• _The exercise_
Return each line of the listing below, unchanged, and omit the images.

• _Raw data_

========

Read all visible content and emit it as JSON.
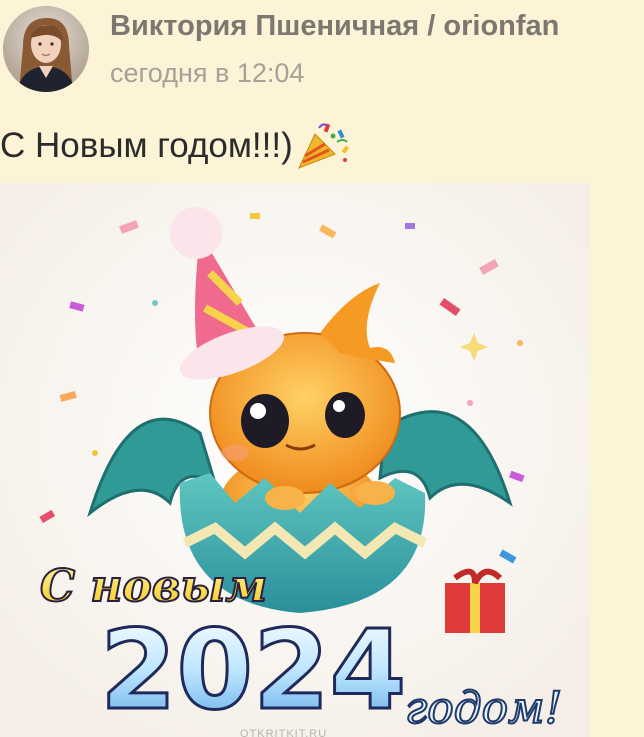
{
  "post": {
    "author": "Виктория Пшеничная / orionfan",
    "timestamp": "сегодня в 12:04",
    "text": "С Новым годом!!!)",
    "emoji": "party-popper-icon"
  },
  "card": {
    "greeting_top": "С новым",
    "year": "2024",
    "greeting_bottom": "годом!",
    "watermark": "OTKRITKIT.RU"
  },
  "colors": {
    "background": "#fdf3d6",
    "author": "#7d7771",
    "timestamp": "#a7a19a",
    "text": "#2b2b2b"
  }
}
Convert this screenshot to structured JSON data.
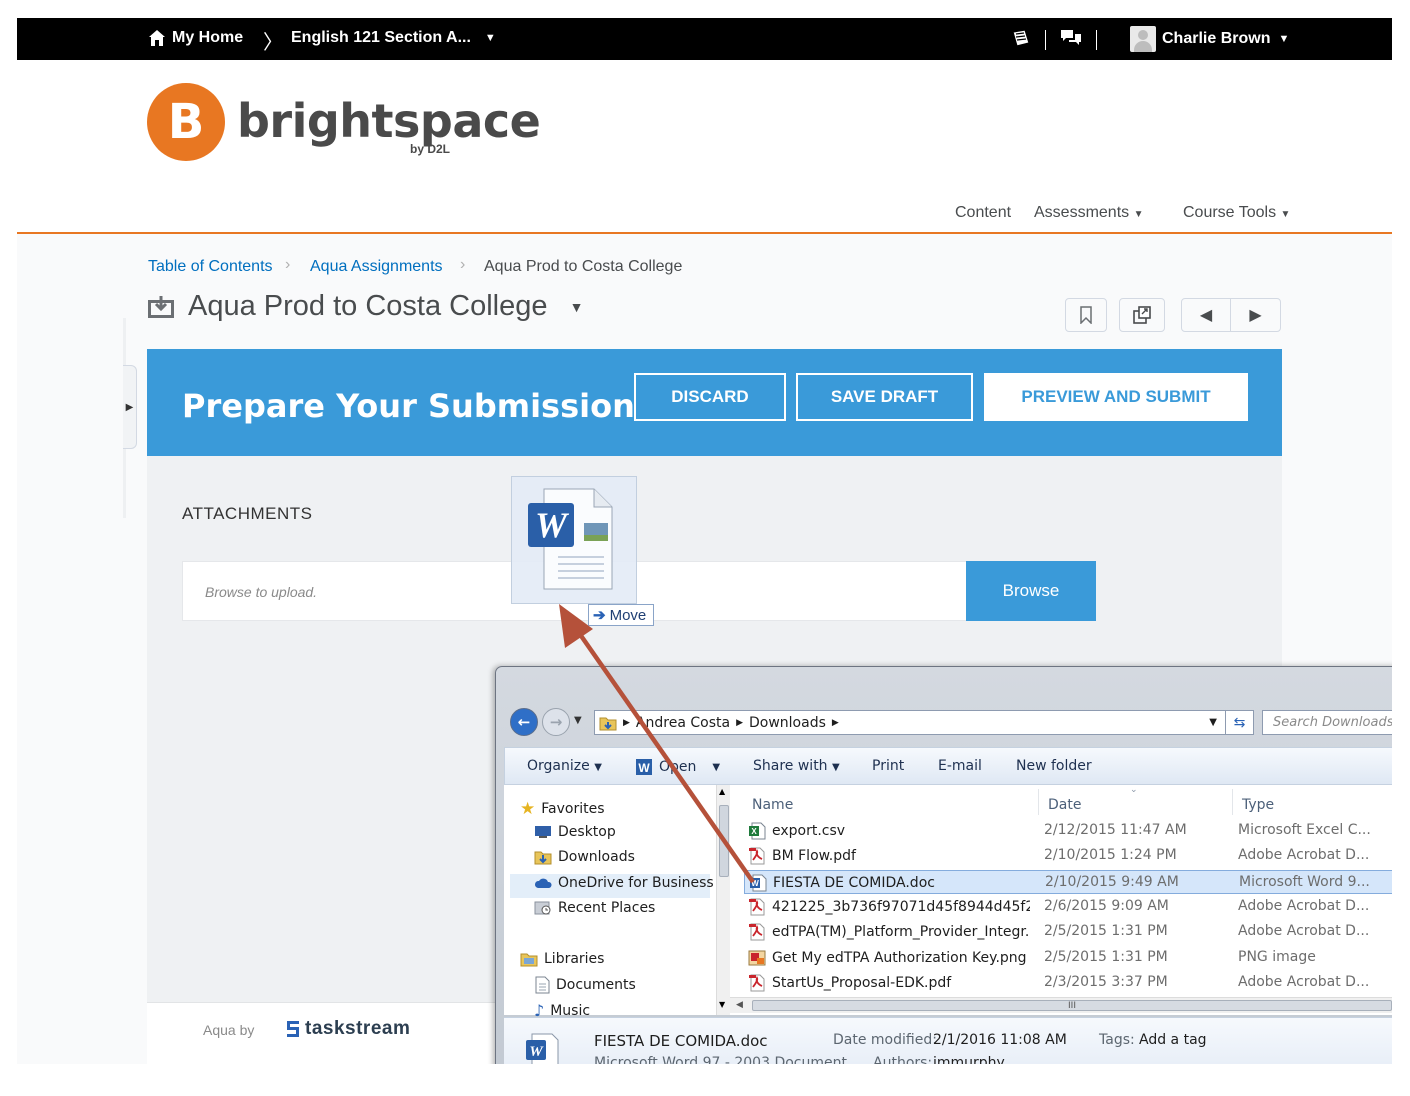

========

• _Complete output_
Read all visible content and emit it as JSON.
{
  "post": {
    "author": "Виктория Пшеничная / orionfan",
    "timestamp": "сегодня в 12:04",
    "text": "С Новым годом!!!)",
    "emoji": "party-popper-icon"
  },
  "card": {
    "greeting_top": "С новым",
    "year": "2024",
    "greeting_bottom": "годом!",
    "watermark": "OTKRITKIT.RU"
  },
  "colors": {
    "background": "#fdf3d6",
    "author": "#7d7771",
    "timestamp": "#a7a19a",
    "text": "#2b2b2b"
  }
}
Convert this screenshot to structured JSON data.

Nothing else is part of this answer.